Request -
Can you give all the records again without altering a single character?

>>>>>

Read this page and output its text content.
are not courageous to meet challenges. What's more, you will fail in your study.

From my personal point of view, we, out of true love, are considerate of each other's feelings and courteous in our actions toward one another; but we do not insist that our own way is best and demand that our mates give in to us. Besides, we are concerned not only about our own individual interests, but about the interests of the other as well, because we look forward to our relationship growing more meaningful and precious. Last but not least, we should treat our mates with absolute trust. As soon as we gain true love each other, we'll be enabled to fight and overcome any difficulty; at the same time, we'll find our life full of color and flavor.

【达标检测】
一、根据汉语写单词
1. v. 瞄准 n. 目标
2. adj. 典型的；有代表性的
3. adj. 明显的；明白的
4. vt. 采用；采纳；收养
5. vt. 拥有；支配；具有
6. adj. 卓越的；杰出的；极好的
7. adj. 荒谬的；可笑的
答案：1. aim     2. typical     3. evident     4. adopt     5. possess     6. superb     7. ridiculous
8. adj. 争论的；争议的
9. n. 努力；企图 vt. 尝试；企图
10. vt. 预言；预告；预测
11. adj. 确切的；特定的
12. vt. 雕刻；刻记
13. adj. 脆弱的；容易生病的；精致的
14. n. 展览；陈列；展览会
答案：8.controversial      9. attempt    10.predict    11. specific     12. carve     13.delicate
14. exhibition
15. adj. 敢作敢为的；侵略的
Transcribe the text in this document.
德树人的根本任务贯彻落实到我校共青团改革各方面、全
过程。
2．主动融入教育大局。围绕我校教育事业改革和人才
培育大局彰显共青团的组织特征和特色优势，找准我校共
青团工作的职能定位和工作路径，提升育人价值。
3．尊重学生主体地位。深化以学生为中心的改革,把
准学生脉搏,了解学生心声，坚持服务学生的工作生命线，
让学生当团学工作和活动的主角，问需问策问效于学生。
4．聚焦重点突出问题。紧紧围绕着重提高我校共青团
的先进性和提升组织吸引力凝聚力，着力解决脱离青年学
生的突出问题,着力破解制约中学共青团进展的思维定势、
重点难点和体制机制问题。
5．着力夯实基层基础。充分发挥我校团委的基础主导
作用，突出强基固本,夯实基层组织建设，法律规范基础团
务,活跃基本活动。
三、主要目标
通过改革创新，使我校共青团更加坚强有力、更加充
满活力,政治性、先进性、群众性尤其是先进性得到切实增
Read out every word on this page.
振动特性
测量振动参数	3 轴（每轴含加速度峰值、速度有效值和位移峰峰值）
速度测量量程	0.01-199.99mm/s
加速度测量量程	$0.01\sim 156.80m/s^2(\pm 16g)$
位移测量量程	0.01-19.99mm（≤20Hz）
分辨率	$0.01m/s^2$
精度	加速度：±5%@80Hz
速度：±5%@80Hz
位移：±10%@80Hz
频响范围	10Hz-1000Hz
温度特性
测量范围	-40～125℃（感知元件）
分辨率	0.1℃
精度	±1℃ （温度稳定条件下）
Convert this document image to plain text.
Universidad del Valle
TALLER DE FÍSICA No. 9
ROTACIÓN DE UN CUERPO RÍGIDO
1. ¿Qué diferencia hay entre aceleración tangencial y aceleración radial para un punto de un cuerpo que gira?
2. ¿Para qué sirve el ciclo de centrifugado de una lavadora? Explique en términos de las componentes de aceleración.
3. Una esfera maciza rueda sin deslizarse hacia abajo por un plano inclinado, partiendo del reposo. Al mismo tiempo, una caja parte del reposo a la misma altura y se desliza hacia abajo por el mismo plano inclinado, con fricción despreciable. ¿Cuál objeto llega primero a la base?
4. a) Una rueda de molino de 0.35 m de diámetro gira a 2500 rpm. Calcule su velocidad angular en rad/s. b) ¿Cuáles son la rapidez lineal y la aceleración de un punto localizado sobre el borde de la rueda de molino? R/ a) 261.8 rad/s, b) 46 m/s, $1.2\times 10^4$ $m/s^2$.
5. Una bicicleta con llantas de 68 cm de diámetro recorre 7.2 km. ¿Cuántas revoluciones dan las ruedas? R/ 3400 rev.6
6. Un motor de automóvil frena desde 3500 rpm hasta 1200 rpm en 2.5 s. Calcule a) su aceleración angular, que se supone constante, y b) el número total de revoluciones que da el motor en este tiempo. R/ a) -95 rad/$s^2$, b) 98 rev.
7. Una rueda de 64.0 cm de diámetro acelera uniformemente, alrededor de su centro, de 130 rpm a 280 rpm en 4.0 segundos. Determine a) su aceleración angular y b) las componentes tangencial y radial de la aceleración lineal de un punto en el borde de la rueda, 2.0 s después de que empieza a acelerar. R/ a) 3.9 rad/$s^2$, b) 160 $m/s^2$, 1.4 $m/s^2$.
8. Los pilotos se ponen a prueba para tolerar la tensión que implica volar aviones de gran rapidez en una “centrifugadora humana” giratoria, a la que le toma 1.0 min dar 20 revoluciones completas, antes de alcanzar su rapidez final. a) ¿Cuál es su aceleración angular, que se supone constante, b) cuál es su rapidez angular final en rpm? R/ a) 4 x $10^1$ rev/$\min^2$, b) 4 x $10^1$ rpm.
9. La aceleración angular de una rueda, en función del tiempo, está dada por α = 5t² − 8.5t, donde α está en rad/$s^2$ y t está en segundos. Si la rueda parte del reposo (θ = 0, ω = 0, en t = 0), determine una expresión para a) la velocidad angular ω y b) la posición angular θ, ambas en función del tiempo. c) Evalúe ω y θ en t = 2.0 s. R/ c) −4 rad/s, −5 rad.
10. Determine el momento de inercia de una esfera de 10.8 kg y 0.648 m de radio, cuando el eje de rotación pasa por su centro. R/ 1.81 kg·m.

<<<<<

Finished answer -
Read this page and output its text content.
are not courageous to meet challenges. What's more, you will fail in your study.

From my personal point of view, we, out of true love, are considerate of each other's feelings and courteous in our actions toward one another; but we do not insist that our own way is best and demand that our mates give in to us. Besides, we are concerned not only about our own individual interests, but about the interests of the other as well, because we look forward to our relationship growing more meaningful and precious. Last but not least, we should treat our mates with absolute trust. As soon as we gain true love each other, we'll be enabled to fight and overcome any difficulty; at the same time, we'll find our life full of color and flavor.

【达标检测】
一、根据汉语写单词
1. v. 瞄准 n. 目标
2. adj. 典型的；有代表性的
3. adj. 明显的；明白的
4. vt. 采用；采纳；收养
5. vt. 拥有；支配；具有
6. adj. 卓越的；杰出的；极好的
7. adj. 荒谬的；可笑的
答案：1. aim     2. typical     3. evident     4. adopt     5. possess     6. superb     7. ridiculous
8. adj. 争论的；争议的
9. n. 努力；企图 vt. 尝试；企图
10. vt. 预言；预告；预测
11. adj. 确切的；特定的
12. vt. 雕刻；刻记
13. adj. 脆弱的；容易生病的；精致的
14. n. 展览；陈列；展览会
答案：8.controversial      9. attempt    10.predict    11. specific     12. carve     13.delicate
14. exhibition
15. adj. 敢作敢为的；侵略的
Transcribe the text in this document.
德树人的根本任务贯彻落实到我校共青团改革各方面、全
过程。
2．主动融入教育大局。围绕我校教育事业改革和人才
培育大局彰显共青团的组织特征和特色优势，找准我校共
青团工作的职能定位和工作路径，提升育人价值。
3．尊重学生主体地位。深化以学生为中心的改革,把
准学生脉搏,了解学生心声，坚持服务学生的工作生命线，
让学生当团学工作和活动的主角，问需问策问效于学生。
4．聚焦重点突出问题。紧紧围绕着重提高我校共青团
的先进性和提升组织吸引力凝聚力，着力解决脱离青年学
生的突出问题,着力破解制约中学共青团进展的思维定势、
重点难点和体制机制问题。
5．着力夯实基层基础。充分发挥我校团委的基础主导
作用，突出强基固本,夯实基层组织建设，法律规范基础团
务,活跃基本活动。
三、主要目标
通过改革创新，使我校共青团更加坚强有力、更加充
满活力,政治性、先进性、群众性尤其是先进性得到切实增
Read out every word on this page.
振动特性
测量振动参数	3 轴（每轴含加速度峰值、速度有效值和位移峰峰值）
速度测量量程	0.01-199.99mm/s
加速度测量量程	$0.01\sim 156.80m/s^2(\pm 16g)$
位移测量量程	0.01-19.99mm（≤20Hz）
分辨率	$0.01m/s^2$
精度	加速度：±5%@80Hz
速度：±5%@80Hz
位移：±10%@80Hz
频响范围	10Hz-1000Hz
温度特性
测量范围	-40～125℃（感知元件）
分辨率	0.1℃
精度	±1℃ （温度稳定条件下）
Convert this document image to plain text.
Universidad del Valle
TALLER DE FÍSICA No. 9
ROTACIÓN DE UN CUERPO RÍGIDO
1. ¿Qué diferencia hay entre aceleración tangencial y aceleración radial para un punto de un cuerpo que gira?
2. ¿Para qué sirve el ciclo de centrifugado de una lavadora? Explique en términos de las componentes de aceleración.
3. Una esfera maciza rueda sin deslizarse hacia abajo por un plano inclinado, partiendo del reposo. Al mismo tiempo, una caja parte del reposo a la misma altura y se desliza hacia abajo por el mismo plano inclinado, con fricción despreciable. ¿Cuál objeto llega primero a la base?
4. a) Una rueda de molino de 0.35 m de diámetro gira a 2500 rpm. Calcule su velocidad angular en rad/s. b) ¿Cuáles son la rapidez lineal y la aceleración de un punto localizado sobre el borde de la rueda de molino? R/ a) 261.8 rad/s, b) 46 m/s, $1.2\times 10^4$ $m/s^2$.
5. Una bicicleta con llantas de 68 cm de diámetro recorre 7.2 km. ¿Cuántas revoluciones dan las ruedas? R/ 3400 rev.6
6. Un motor de automóvil frena desde 3500 rpm hasta 1200 rpm en 2.5 s. Calcule a) su aceleración angular, que se supone constante, y b) el número total de revoluciones que da el motor en este tiempo. R/ a) -95 rad/$s^2$, b) 98 rev.
7. Una rueda de 64.0 cm de diámetro acelera uniformemente, alrededor de su centro, de 130 rpm a 280 rpm en 4.0 segundos. Determine a) su aceleración angular y b) las componentes tangencial y radial de la aceleración lineal de un punto en el borde de la rueda, 2.0 s después de que empieza a acelerar. R/ a) 3.9 rad/$s^2$, b) 160 $m/s^2$, 1.4 $m/s^2$.
8. Los pilotos se ponen a prueba para tolerar la tensión que implica volar aviones de gran rapidez en una “centrifugadora humana” giratoria, a la que le toma 1.0 min dar 20 revoluciones completas, antes de alcanzar su rapidez final. a) ¿Cuál es su aceleración angular, que se supone constante, b) cuál es su rapidez angular final en rpm? R/ a) 4 x $10^1$ rev/$\min^2$, b) 4 x $10^1$ rpm.
9. La aceleración angular de una rueda, en función del tiempo, está dada por α = 5t² − 8.5t, donde α está en rad/$s^2$ y t está en segundos. Si la rueda parte del reposo (θ = 0, ω = 0, en t = 0), determine una expresión para a) la velocidad angular ω y b) la posición angular θ, ambas en función del tiempo. c) Evalúe ω y θ en t = 2.0 s. R/ c) −4 rad/s, −5 rad.
10. Determine el momento de inercia de una esfera de 10.8 kg y 0.648 m de radio, cuando el eje de rotación pasa por su centro. R/ 1.81 kg·m.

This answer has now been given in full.